▶ **Data in this exercise**:
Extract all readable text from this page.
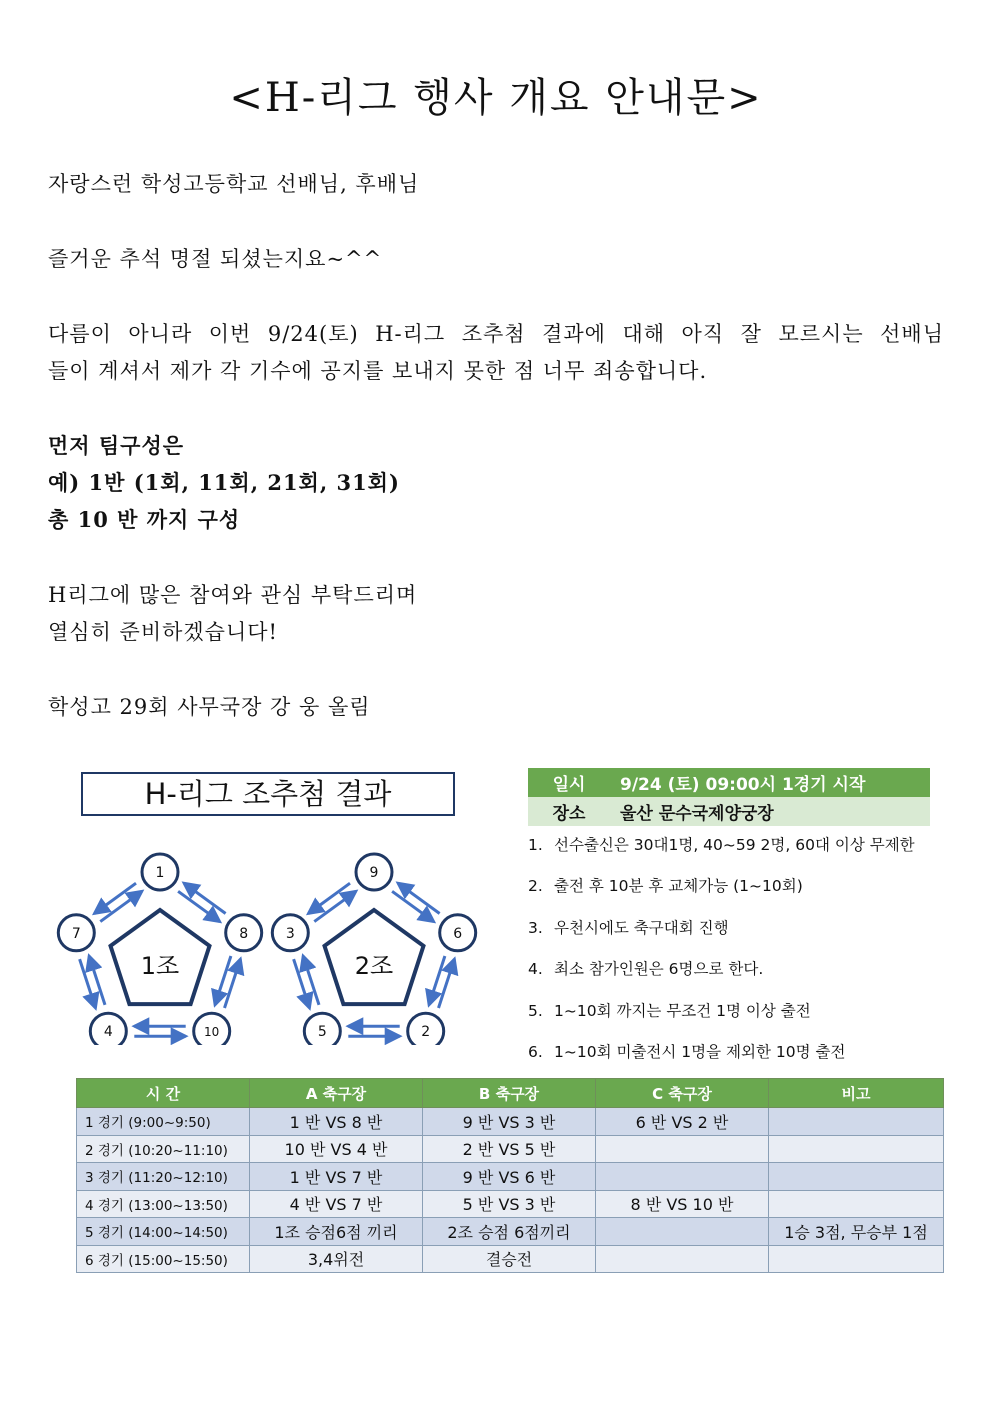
<H-리그 행사 개요 안내문>
자랑스런 학성고등학교 선배님, 후배님
즐거운 추석 명절 되셨는지요~^^
다름이 아니라 이번 9/24(토) H-리그 조추첨 결과에 대해 아직 잘 모르시는 선배님
들이 계셔서 제가 각 기수에 공지를 보내지 못한 점 너무 죄송합니다.
먼저 팀구성은
예) 1반 (1회, 11회, 21회, 31회)
총 10 반 까지 구성
H리그에 많은 참여와 관심 부탁드리며
열심히 준비하겠습니다!
학성고 29회 사무국장 강 웅 올림
H-리그 조추첨 결과	일시	9/24 (토) 09:00시 1경기 시작
장소	울산 문수국제양궁장
1. 선수출신은 30대1명, 40~59 2명, 60대 이상 무제한
2. 출전 후 10분 후 교체가능 (1~10회)
3. 우천시에도 축구대회 진행
4. 최소 참가인원은 6명으로 한다.
5. 1~10회 까지는 무조건 1명 이상 출전
6. 1~10회 미출전시 1명을 제외한 10명 출전
1조
1
8
10
4
7
2조
9
6
2
5
3
시 간	A 축구장	B 축구장	C 축구장	비고
1 경기 (9:00~9:50)	1 반 VS 8 반	9 반 VS 3 반	6 반 VS 2 반	
2 경기 (10:20~11:10)	10 반 VS 4 반	2 반 VS 5 반		
3 경기 (11:20~12:10)	1 반 VS 7 반	9 반 VS 6 반		
4 경기 (13:00~13:50)	4 반 VS 7 반	5 반 VS 3 반	8 반 VS 10 반	
5 경기 (14:00~14:50)	1조 승점6점 끼리	2조 승점 6점끼리		1승 3점, 무승부 1점
6 경기 (15:00~15:50)	3,4위전	결승전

▶ **What this task involves**:
Return the whole listing, word for word, and leave out every picture.

▶ **Solution**:
Extract all readable text from this page.
<H-리그 행사 개요 안내문>
자랑스런 학성고등학교 선배님, 후배님
즐거운 추석 명절 되셨는지요~^^
다름이 아니라 이번 9/24(토) H-리그 조추첨 결과에 대해 아직 잘 모르시는 선배님
들이 계셔서 제가 각 기수에 공지를 보내지 못한 점 너무 죄송합니다.
먼저 팀구성은
예) 1반 (1회, 11회, 21회, 31회)
총 10 반 까지 구성
H리그에 많은 참여와 관심 부탁드리며
열심히 준비하겠습니다!
학성고 29회 사무국장 강 웅 올림
H-리그 조추첨 결과	일시	9/24 (토) 09:00시 1경기 시작
장소	울산 문수국제양궁장
1. 선수출신은 30대1명, 40~59 2명, 60대 이상 무제한
2. 출전 후 10분 후 교체가능 (1~10회)
3. 우천시에도 축구대회 진행
4. 최소 참가인원은 6명으로 한다.
5. 1~10회 까지는 무조건 1명 이상 출전
6. 1~10회 미출전시 1명을 제외한 10명 출전
1조
1
8
10
4
7
2조
9
6
2
5
3
시 간	A 축구장	B 축구장	C 축구장	비고
1 경기 (9:00~9:50)	1 반 VS 8 반	9 반 VS 3 반	6 반 VS 2 반	
2 경기 (10:20~11:10)	10 반 VS 4 반	2 반 VS 5 반		
3 경기 (11:20~12:10)	1 반 VS 7 반	9 반 VS 6 반		
4 경기 (13:00~13:50)	4 반 VS 7 반	5 반 VS 3 반	8 반 VS 10 반	
5 경기 (14:00~14:50)	1조 승점6점 끼리	2조 승점 6점끼리		1승 3점, 무승부 1점
6 경기 (15:00~15:50)	3,4위전	결승전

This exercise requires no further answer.